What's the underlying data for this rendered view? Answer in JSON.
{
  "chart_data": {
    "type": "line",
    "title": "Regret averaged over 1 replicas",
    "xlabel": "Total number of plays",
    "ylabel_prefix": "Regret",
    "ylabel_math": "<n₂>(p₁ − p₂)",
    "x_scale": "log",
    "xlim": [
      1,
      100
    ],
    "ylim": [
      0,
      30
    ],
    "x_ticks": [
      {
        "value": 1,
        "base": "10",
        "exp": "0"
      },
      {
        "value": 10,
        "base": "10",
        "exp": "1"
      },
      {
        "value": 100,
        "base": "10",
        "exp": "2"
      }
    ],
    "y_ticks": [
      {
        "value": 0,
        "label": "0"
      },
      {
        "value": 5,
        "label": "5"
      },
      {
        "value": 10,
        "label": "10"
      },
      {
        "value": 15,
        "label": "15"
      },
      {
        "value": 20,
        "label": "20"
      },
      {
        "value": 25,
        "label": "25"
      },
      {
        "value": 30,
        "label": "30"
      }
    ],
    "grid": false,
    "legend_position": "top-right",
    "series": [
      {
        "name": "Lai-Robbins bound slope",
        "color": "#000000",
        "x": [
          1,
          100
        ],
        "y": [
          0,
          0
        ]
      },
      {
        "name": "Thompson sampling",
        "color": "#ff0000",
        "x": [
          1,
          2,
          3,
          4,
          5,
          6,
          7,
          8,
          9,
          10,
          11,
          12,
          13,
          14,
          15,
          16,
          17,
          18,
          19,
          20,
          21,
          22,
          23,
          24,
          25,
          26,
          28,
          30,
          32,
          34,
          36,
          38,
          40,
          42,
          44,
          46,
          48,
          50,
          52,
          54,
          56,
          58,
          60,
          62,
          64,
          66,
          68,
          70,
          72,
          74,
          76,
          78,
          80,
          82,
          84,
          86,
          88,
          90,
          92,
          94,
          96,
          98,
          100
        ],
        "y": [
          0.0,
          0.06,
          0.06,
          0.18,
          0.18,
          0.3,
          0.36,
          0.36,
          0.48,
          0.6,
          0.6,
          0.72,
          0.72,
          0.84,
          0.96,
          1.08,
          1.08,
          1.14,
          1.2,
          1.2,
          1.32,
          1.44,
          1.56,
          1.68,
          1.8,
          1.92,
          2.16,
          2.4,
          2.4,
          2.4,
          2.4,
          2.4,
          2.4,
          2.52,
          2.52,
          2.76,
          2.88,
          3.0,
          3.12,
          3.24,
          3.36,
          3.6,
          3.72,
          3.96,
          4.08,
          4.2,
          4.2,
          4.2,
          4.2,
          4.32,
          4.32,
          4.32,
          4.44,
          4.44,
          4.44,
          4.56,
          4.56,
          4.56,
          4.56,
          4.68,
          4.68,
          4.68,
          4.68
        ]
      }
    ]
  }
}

What is expected:
Output all of the data again, exactly.

Output:
What's the underlying data for this rendered view? Answer in JSON.
{
  "chart_data": {
    "type": "line",
    "title": "Regret averaged over 1 replicas",
    "xlabel": "Total number of plays",
    "ylabel_prefix": "Regret",
    "ylabel_math": "<n₂>(p₁ − p₂)",
    "x_scale": "log",
    "xlim": [
      1,
      100
    ],
    "ylim": [
      0,
      30
    ],
    "x_ticks": [
      {
        "value": 1,
        "base": "10",
        "exp": "0"
      },
      {
        "value": 10,
        "base": "10",
        "exp": "1"
      },
      {
        "value": 100,
        "base": "10",
        "exp": "2"
      }
    ],
    "y_ticks": [
      {
        "value": 0,
        "label": "0"
      },
      {
        "value": 5,
        "label": "5"
      },
      {
        "value": 10,
        "label": "10"
      },
      {
        "value": 15,
        "label": "15"
      },
      {
        "value": 20,
        "label": "20"
      },
      {
        "value": 25,
        "label": "25"
      },
      {
        "value": 30,
        "label": "30"
      }
    ],
    "grid": false,
    "legend_position": "top-right",
    "series": [
      {
        "name": "Lai-Robbins bound slope",
        "color": "#000000",
        "x": [
          1,
          100
        ],
        "y": [
          0,
          0
        ]
      },
      {
        "name": "Thompson sampling",
        "color": "#ff0000",
        "x": [
          1,
          2,
          3,
          4,
          5,
          6,
          7,
          8,
          9,
          10,
          11,
          12,
          13,
          14,
          15,
          16,
          17,
          18,
          19,
          20,
          21,
          22,
          23,
          24,
          25,
          26,
          28,
          30,
          32,
          34,
          36,
          38,
          40,
          42,
          44,
          46,
          48,
          50,
          52,
          54,
          56,
          58,
          60,
          62,
          64,
          66,
          68,
          70,
          72,
          74,
          76,
          78,
          80,
          82,
          84,
          86,
          88,
          90,
          92,
          94,
          96,
          98,
          100
        ],
        "y": [
          0.0,
          0.06,
          0.06,
          0.18,
          0.18,
          0.3,
          0.36,
          0.36,
          0.48,
          0.6,
          0.6,
          0.72,
          0.72,
          0.84,
          0.96,
          1.08,
          1.08,
          1.14,
          1.2,
          1.2,
          1.32,
          1.44,
          1.56,
          1.68,
          1.8,
          1.92,
          2.16,
          2.4,
          2.4,
          2.4,
          2.4,
          2.4,
          2.4,
          2.52,
          2.52,
          2.76,
          2.88,
          3.0,
          3.12,
          3.24,
          3.36,
          3.6,
          3.72,
          3.96,
          4.08,
          4.2,
          4.2,
          4.2,
          4.2,
          4.32,
          4.32,
          4.32,
          4.44,
          4.44,
          4.44,
          4.56,
          4.56,
          4.56,
          4.56,
          4.68,
          4.68,
          4.68,
          4.68
        ]
      }
    ]
  }
}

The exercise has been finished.